Locate the line containing "What's the underlying" in the entries below, then retype it and every later line exactly, leaving out pictures.

[Extracts from a graphics dataset]
* start *
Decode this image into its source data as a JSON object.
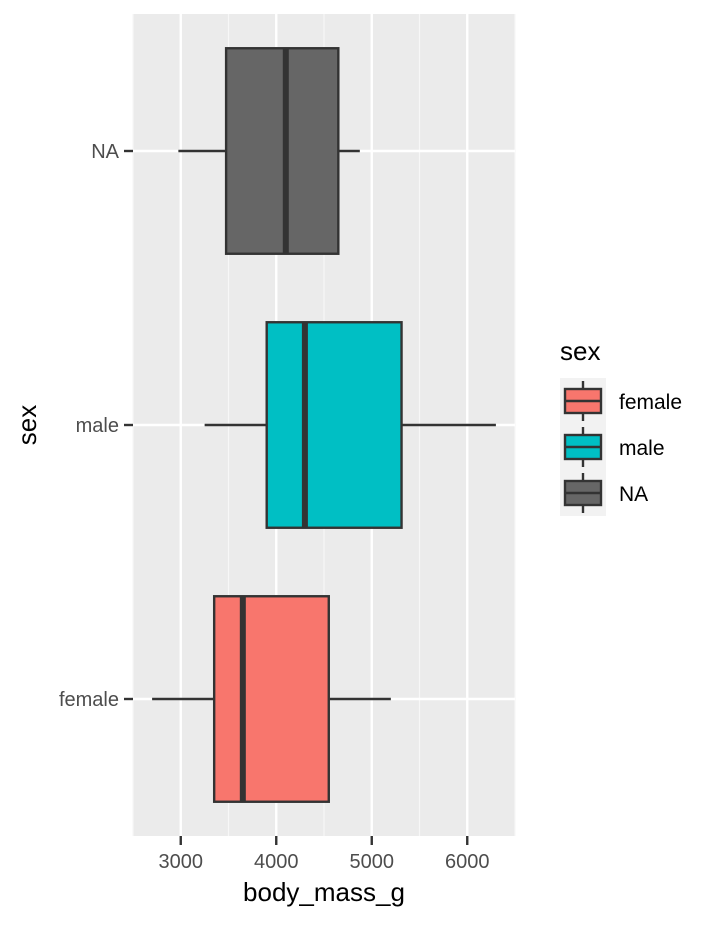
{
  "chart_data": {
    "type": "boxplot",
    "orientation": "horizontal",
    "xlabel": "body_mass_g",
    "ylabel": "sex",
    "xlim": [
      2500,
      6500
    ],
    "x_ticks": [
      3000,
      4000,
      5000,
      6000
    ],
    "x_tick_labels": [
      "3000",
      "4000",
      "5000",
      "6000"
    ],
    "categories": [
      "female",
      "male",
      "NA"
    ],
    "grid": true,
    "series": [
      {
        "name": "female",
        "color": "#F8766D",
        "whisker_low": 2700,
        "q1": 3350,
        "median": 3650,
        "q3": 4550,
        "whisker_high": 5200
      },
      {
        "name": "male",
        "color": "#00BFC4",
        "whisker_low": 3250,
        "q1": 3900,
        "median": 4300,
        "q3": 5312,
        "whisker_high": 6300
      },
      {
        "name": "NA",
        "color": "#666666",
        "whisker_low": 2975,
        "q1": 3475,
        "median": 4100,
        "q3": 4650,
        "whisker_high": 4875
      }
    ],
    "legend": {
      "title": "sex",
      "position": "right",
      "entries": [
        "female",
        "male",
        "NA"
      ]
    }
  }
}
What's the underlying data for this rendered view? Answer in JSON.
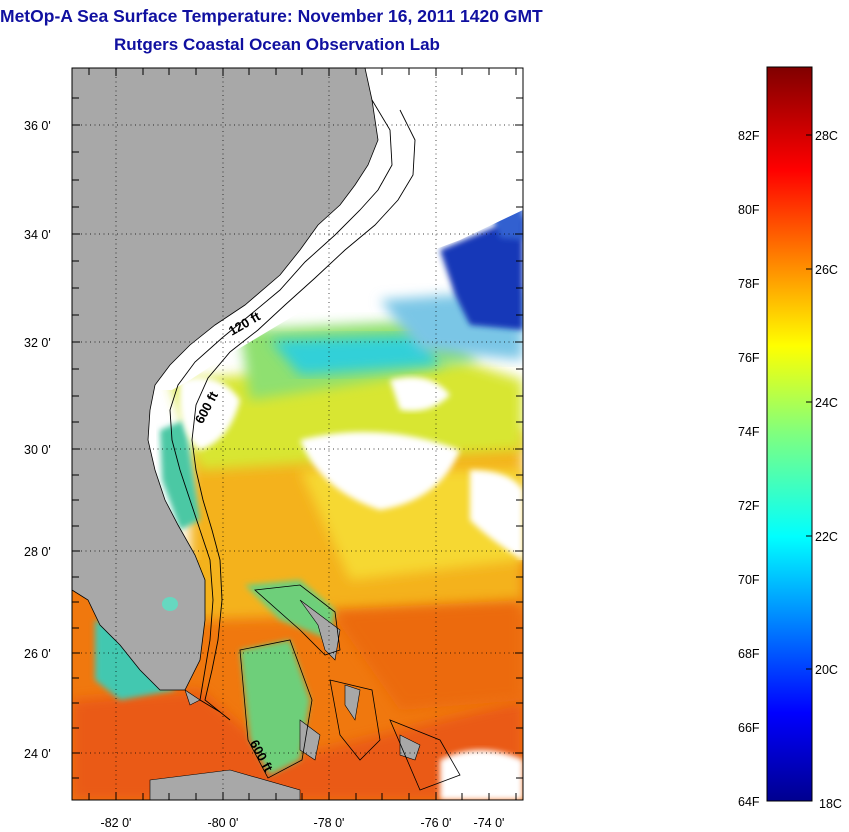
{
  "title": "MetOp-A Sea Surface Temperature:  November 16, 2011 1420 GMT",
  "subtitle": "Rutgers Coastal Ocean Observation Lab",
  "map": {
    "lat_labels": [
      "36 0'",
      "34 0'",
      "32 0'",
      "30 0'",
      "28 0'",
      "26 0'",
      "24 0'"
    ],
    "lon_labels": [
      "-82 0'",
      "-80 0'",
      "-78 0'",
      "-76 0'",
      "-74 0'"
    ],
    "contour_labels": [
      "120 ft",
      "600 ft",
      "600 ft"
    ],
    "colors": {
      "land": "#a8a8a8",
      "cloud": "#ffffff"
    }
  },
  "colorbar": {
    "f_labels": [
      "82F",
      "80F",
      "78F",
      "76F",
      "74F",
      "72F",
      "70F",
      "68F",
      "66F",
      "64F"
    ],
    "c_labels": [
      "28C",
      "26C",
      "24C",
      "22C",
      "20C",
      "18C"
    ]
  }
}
* end *
Final answer:
What's the underlying data for this rendered view? Answer in JSON.
{
  "title": "MetOp-A Sea Surface Temperature:  November 16, 2011 1420 GMT",
  "subtitle": "Rutgers Coastal Ocean Observation Lab",
  "map": {
    "lat_labels": [
      "36 0'",
      "34 0'",
      "32 0'",
      "30 0'",
      "28 0'",
      "26 0'",
      "24 0'"
    ],
    "lon_labels": [
      "-82 0'",
      "-80 0'",
      "-78 0'",
      "-76 0'",
      "-74 0'"
    ],
    "contour_labels": [
      "120 ft",
      "600 ft",
      "600 ft"
    ],
    "colors": {
      "land": "#a8a8a8",
      "cloud": "#ffffff"
    }
  },
  "colorbar": {
    "f_labels": [
      "82F",
      "80F",
      "78F",
      "76F",
      "74F",
      "72F",
      "70F",
      "68F",
      "66F",
      "64F"
    ],
    "c_labels": [
      "28C",
      "26C",
      "24C",
      "22C",
      "20C",
      "18C"
    ]
  }
}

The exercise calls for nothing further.